====== DATA FOR THE TASK

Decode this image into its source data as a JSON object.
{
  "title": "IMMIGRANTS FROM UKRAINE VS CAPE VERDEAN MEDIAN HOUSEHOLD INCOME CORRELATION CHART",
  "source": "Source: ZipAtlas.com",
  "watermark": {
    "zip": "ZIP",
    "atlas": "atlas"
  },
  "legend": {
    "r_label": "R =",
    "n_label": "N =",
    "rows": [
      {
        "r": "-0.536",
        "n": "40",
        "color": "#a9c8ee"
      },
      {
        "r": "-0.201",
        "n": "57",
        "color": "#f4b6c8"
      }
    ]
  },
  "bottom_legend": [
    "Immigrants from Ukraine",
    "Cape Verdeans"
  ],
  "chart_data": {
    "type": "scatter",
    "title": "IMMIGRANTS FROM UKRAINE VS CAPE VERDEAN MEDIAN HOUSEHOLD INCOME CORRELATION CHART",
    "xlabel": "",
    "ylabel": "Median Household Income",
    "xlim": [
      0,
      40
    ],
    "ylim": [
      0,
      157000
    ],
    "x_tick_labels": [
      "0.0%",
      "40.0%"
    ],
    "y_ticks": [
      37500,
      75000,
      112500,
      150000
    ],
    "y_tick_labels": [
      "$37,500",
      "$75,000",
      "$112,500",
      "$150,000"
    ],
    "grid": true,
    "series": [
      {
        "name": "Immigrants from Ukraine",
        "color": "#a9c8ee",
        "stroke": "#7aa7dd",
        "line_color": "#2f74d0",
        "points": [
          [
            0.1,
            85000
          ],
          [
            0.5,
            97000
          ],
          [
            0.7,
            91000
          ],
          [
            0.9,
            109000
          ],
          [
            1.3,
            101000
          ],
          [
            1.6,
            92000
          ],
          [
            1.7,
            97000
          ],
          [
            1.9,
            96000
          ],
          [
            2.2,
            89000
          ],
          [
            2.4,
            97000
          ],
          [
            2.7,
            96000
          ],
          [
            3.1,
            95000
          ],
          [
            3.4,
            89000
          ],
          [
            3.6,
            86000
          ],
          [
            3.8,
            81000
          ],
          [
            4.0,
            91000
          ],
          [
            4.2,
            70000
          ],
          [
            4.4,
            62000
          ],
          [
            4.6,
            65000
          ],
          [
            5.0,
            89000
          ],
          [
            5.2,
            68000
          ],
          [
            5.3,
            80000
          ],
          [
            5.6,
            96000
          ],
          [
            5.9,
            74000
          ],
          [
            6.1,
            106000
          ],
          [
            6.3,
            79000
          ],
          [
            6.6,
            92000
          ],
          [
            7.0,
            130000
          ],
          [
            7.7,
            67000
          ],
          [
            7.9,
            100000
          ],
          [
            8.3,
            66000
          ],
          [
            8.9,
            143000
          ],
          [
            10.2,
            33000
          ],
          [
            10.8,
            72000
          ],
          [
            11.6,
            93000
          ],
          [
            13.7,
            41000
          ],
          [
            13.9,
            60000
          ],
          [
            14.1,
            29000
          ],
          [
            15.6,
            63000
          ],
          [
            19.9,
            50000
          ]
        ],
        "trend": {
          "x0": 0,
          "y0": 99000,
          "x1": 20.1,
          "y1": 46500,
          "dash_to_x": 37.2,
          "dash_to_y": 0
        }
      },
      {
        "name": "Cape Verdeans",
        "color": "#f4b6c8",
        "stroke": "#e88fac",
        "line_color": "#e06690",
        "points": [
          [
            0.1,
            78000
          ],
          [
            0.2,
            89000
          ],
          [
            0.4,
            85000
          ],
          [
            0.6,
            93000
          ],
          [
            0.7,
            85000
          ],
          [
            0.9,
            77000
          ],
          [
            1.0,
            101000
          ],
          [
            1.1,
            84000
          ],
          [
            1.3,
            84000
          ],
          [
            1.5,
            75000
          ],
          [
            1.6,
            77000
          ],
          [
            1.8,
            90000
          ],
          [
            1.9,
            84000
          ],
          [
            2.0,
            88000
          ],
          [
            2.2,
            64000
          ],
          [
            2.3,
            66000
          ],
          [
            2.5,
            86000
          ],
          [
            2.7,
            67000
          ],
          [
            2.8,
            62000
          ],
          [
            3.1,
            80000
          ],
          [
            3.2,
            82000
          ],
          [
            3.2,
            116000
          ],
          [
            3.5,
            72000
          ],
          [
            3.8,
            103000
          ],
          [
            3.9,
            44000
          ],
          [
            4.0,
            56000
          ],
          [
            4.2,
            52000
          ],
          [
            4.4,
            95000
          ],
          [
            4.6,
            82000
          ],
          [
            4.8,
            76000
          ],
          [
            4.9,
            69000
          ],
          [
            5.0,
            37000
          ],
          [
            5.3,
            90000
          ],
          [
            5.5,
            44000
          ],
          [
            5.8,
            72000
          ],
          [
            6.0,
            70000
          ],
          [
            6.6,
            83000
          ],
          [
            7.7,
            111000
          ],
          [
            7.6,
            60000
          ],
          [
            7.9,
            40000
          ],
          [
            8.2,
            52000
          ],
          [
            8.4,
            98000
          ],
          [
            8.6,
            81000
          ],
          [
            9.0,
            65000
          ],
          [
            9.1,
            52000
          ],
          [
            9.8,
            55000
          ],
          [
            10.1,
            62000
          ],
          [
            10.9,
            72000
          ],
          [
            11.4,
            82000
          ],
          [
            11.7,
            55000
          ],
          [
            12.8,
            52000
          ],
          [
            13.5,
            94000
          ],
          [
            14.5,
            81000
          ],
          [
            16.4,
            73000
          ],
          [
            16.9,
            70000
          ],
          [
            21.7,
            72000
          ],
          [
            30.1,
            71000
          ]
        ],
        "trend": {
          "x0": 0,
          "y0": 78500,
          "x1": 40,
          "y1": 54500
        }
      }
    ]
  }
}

============

## WHAT IS EXPECTED
Each line above that holds the string "source" should be copied and shown.

## CORRECT OUTPUT
Decode this image into its source data as a JSON object.
  "source": "Source: ZipAtlas.com",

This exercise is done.